Wybrany fragment:
'''
Kluczowy "kamień milowy"?
Zgodnie z nowelizacją w wersji uchwalonej w Sejmie i tej, która ostatecznie trafi do prezydenta, sprawy dyscyplinarne i immunitetowe sędziów ma rozstrzygać Naczelny Sąd Administracyjny, a nie - jak obecnie - Izba Odpowiedzialności Zawodowej SN. NSA będzie rozstrzygać sprawy dyscyplinarne sędziów Sądu Najwyższego w pierwszej instancji w 3-osobowym składzie, a w drugiej instancji w składzie 5-osobowym. Z kolei w przypadku sędziów sądów powszechnych i wojskowych NSA będzie sądem dyscyplinarnym w części spraw w pierwszej instancji i we wszystkich sprawach w drugiej instancji. NSA ma przejąć także kompetencje do rozstrzygania tzw. spraw immunitetowych sędziów wszystkich sądów.
'''
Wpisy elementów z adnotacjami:
'''
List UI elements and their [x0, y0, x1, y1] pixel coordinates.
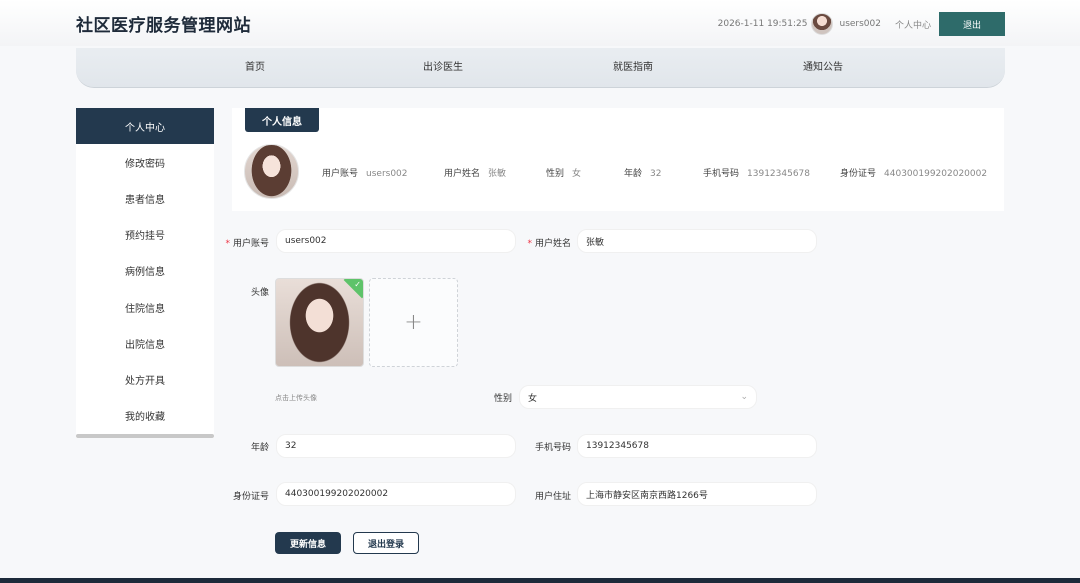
info-tab: 个人信息 — [245, 108, 319, 132]
info-age-label: 年龄 — [624, 169, 643, 179]
info-gender: 性别女 — [546, 166, 581, 179]
info-name-value: 张敏 — [488, 169, 507, 179]
sidebar-item-change-password[interactable]: 修改密码 — [76, 144, 214, 180]
check-icon: ✓ — [354, 280, 361, 289]
main-nav: 首页 出诊医生 就医指南 通知公告 — [76, 48, 1005, 88]
info-name: 用户姓名 张敏 — [444, 166, 506, 179]
site-title: 社区医疗服务管理网站 — [76, 16, 251, 36]
info-age: 年龄 32 — [624, 166, 661, 179]
info-gender-label: 性别 — [546, 169, 565, 179]
address-label: 用户住址 — [534, 492, 571, 502]
info-name-label: 用户姓名 — [444, 169, 481, 179]
name-input[interactable]: 张敏 — [577, 229, 817, 253]
info-idcard-label: 身份证号 — [840, 169, 877, 179]
sidebar-item-discharge[interactable]: 出院信息 — [76, 325, 214, 361]
header-username: users002 — [839, 19, 881, 29]
personal-center-link[interactable]: 个人中心 — [895, 18, 931, 31]
info-gender-value: 女 — [572, 169, 582, 179]
phone-label: 手机号码 — [534, 443, 571, 453]
info-phone-label: 手机号码 — [703, 169, 740, 179]
nav-notice[interactable]: 通知公告 — [803, 48, 843, 88]
gender-select-value: 女 — [528, 393, 538, 404]
account-label: * 用户账号 — [225, 239, 269, 249]
sidebar-item-appointment[interactable]: 预约挂号 — [76, 217, 214, 253]
header-user-area: 2026-1-11 19:51:25 users002 个人中心 退出 — [718, 12, 1005, 36]
info-avatar — [244, 144, 299, 199]
sidebar: 个人中心 修改密码 患者信息 预约挂号 病例信息 住院信息 出院信息 处方开具 … — [76, 108, 214, 438]
nav-doctors[interactable]: 出诊医生 — [423, 48, 463, 88]
header-logout-button[interactable]: 退出 — [939, 12, 1005, 36]
footer-bar — [0, 578, 1080, 583]
info-account-label: 用户账号 — [322, 169, 359, 179]
header: 社区医疗服务管理网站 2026-1-11 19:51:25 users002 个… — [0, 0, 1080, 46]
info-phone-value: 13912345678 — [747, 169, 811, 179]
info-idcard-value: 440300199202020002 — [884, 169, 988, 179]
chevron-down-icon: ⌄ — [740, 392, 748, 402]
sidebar-scrollbar[interactable] — [76, 434, 214, 438]
nav-guide[interactable]: 就医指南 — [613, 48, 653, 88]
plus-icon: + — [404, 310, 423, 335]
sidebar-item-patient-info[interactable]: 患者信息 — [76, 180, 214, 216]
sidebar-item-case-info[interactable]: 病例信息 — [76, 253, 214, 289]
sidebar-item-prescription[interactable]: 处方开具 — [76, 361, 214, 397]
required-mark: * — [527, 239, 532, 249]
header-datetime: 2026-1-11 19:51:25 — [717, 19, 808, 29]
update-info-button[interactable]: 更新信息 — [275, 532, 341, 554]
age-input[interactable]: 32 — [276, 434, 516, 458]
gender-label: 性别 — [493, 394, 512, 404]
name-label: * 用户姓名 — [527, 239, 571, 249]
sidebar-item-hospitalization[interactable]: 住院信息 — [76, 289, 214, 325]
personal-info-card: 个人信息 用户账号 users002 用户姓名 张敏 性别女 年龄 32 手机号码 13… — [232, 108, 1004, 211]
avatar-preview[interactable]: ✓ — [275, 278, 364, 367]
sidebar-item-personal-center[interactable]: 个人中心 — [76, 108, 214, 145]
info-account: 用户账号 users002 — [322, 166, 408, 179]
info-age-value: 32 — [650, 169, 662, 179]
info-idcard: 身份证号 440300199202020002 — [840, 166, 987, 179]
avatar-label: 头像 — [250, 288, 269, 298]
info-phone: 手机号码 13912345678 — [703, 166, 810, 179]
logout-button[interactable]: 退出登录 — [353, 532, 419, 554]
idcard-label: 身份证号 — [232, 492, 269, 502]
gender-select[interactable]: 女 ⌄ — [519, 385, 757, 409]
age-label: 年龄 — [250, 443, 269, 453]
nav-home[interactable]: 首页 — [245, 48, 265, 88]
header-avatar[interactable] — [811, 13, 834, 35]
sidebar-item-favorites[interactable]: 我的收藏 — [76, 398, 214, 434]
upload-hint: 点击上传头像 — [275, 394, 317, 402]
info-account-value: users002 — [366, 169, 408, 179]
required-mark: * — [225, 239, 230, 249]
idcard-input[interactable]: 440300199202020002 — [276, 482, 516, 506]
address-input[interactable]: 上海市静安区南京西路1266号 — [577, 482, 817, 506]
avatar-upload-button[interactable]: + — [369, 278, 458, 367]
phone-input[interactable]: 13912345678 — [577, 434, 817, 458]
account-input[interactable]: users002 — [276, 229, 516, 253]
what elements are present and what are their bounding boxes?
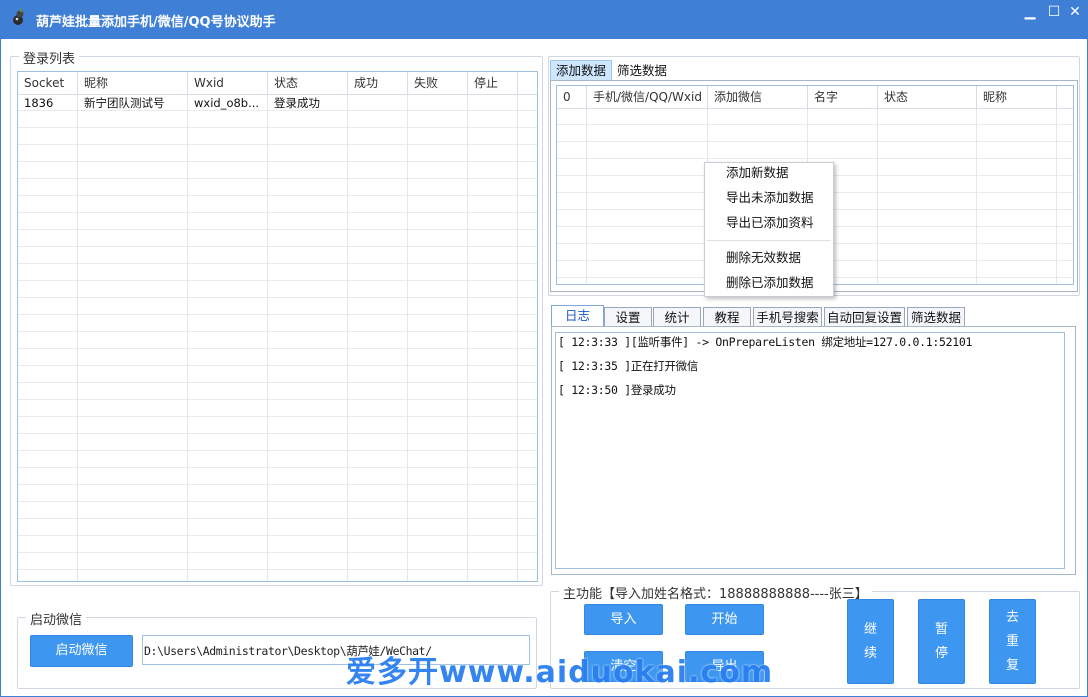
pause-char: 暂 (934, 622, 948, 637)
menu-export-unadded[interactable]: 导出未添加数据 (726, 188, 814, 208)
tab-stats[interactable]: 统计 (653, 307, 701, 327)
log-textarea[interactable]: [ 12:3:33 ][监听事件] -> OnPrepareListen 绑定地… (555, 332, 1065, 569)
cell-socket: 1836 (24, 96, 54, 110)
login-list-table[interactable]: Socket 昵称 Wxid 状态 成功 失败 停止 1836 新宁团队测试号 … (17, 71, 538, 582)
col-divider (517, 95, 518, 581)
tab-tutorial[interactable]: 教程 (703, 307, 751, 327)
col-divider (187, 95, 188, 581)
col-nickname[interactable]: 昵称 (78, 72, 188, 95)
menu-export-added[interactable]: 导出已添加资料 (726, 213, 814, 233)
tab-auto-reply[interactable]: 自动回复设置 (824, 307, 905, 327)
col-divider (586, 109, 587, 284)
title-bar: 葫芦娃批量添加手机/微信/QQ号协议助手 ▁ ☐ ✕ (0, 0, 1088, 39)
col-name[interactable]: 名字 (808, 86, 878, 109)
tab-filter[interactable]: 筛选数据 (907, 307, 965, 327)
continue-char: 继 (863, 622, 877, 637)
col-index[interactable]: 0 (557, 86, 587, 109)
launch-wechat-title: 启动微信 (26, 609, 87, 628)
col-wxid[interactable]: Wxid (188, 72, 268, 95)
col-divider (77, 95, 78, 581)
main-function-title: 主功能【导入加姓名格式：18888888888----张三】 (559, 583, 872, 602)
tab-filter-data[interactable]: 筛选数据 (613, 60, 671, 80)
menu-separator (707, 240, 831, 241)
log-line: [ 12:3:50 ]登录成功 (558, 383, 676, 397)
col-status[interactable]: 状态 (268, 72, 348, 95)
login-list-title: 登录列表 (19, 48, 80, 67)
data-table-header: 0 手机/微信/QQ/Wxid 添加微信 名字 状态 昵称 (557, 86, 1073, 109)
close-button[interactable]: ✕ (1062, 1, 1088, 23)
col-divider (976, 109, 977, 284)
menu-delete-invalid[interactable]: 删除无效数据 (726, 248, 801, 268)
col-divider (347, 95, 348, 581)
import-button[interactable]: 导入 (584, 604, 663, 635)
tab-settings[interactable]: 设置 (604, 307, 652, 327)
col-account[interactable]: 手机/微信/QQ/Wxid (587, 86, 708, 109)
col-divider (877, 109, 878, 284)
col-divider (407, 95, 408, 581)
gourd-app-icon (13, 9, 24, 25)
menu-delete-added[interactable]: 删除已添加数据 (726, 273, 814, 293)
cell-status: 登录成功 (274, 96, 320, 110)
cell-nickname: 新宁团队测试号 (84, 96, 165, 110)
window-title: 葫芦娃批量添加手机/微信/QQ号协议助手 (36, 15, 276, 30)
launch-wechat-button[interactable]: 启动微信 (30, 635, 133, 667)
continue-button[interactable]: 继 续 (847, 599, 894, 684)
col-fail[interactable]: 失败 (408, 72, 468, 95)
col-socket[interactable]: Socket (18, 72, 78, 95)
col-divider (467, 95, 468, 581)
col-status[interactable]: 状态 (878, 86, 977, 109)
col-add-wechat[interactable]: 添加微信 (708, 86, 808, 109)
login-list-header: Socket 昵称 Wxid 状态 成功 失败 停止 (18, 72, 537, 95)
pause-char: 停 (934, 646, 948, 661)
tab-log[interactable]: 日志 (551, 305, 604, 327)
dedup-char: 复 (1005, 658, 1019, 673)
grid-lines (18, 72, 537, 581)
tab-phone-search[interactable]: 手机号搜索 (753, 307, 822, 327)
col-divider (1056, 109, 1057, 284)
dedup-char: 重 (1005, 634, 1019, 649)
dedup-button[interactable]: 去 重 复 (989, 599, 1036, 684)
log-line: [ 12:3:33 ][监听事件] -> OnPrepareListen 绑定地… (558, 335, 973, 349)
context-menu: 添加新数据 导出未添加数据 导出已添加资料 删除无效数据 删除已添加数据 (704, 162, 834, 297)
dedup-char: 去 (1005, 610, 1019, 625)
start-button[interactable]: 开始 (685, 604, 764, 635)
cell-wxid: wxid_o8b... (194, 96, 260, 110)
watermark-text: 爱多开www.aiduokai.com (346, 655, 774, 690)
col-success[interactable]: 成功 (348, 72, 408, 95)
col-nickname[interactable]: 昵称 (977, 86, 1057, 109)
menu-add-new-data[interactable]: 添加新数据 (726, 163, 789, 183)
col-stop[interactable]: 停止 (468, 72, 518, 95)
pause-button[interactable]: 暂 停 (918, 599, 965, 684)
tab-add-data[interactable]: 添加数据 (550, 60, 612, 80)
log-line: [ 12:3:35 ]正在打开微信 (558, 359, 699, 373)
col-divider (267, 95, 268, 581)
continue-char: 续 (863, 646, 877, 661)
'''
Polecenie 1: W jakim składzie według fragmentu NSA będzie rozstrzygać w drugiej instancji sprawy dyscyplinarne sędziów Sądu Najwyższego?
Polecenie 2: Sędziów jakich sądów fragment wymienia z nazwy jako tych, których sprawy dyscyplinarne ma rozstrzygać NSA?
Materiał nie będzie tu potrzebny.

Wynik zadania 1: W składzie 5-osobowym.

Wynik zadania 2: Sądu Najwyższego, sądów powszechnych, sądów wojskowych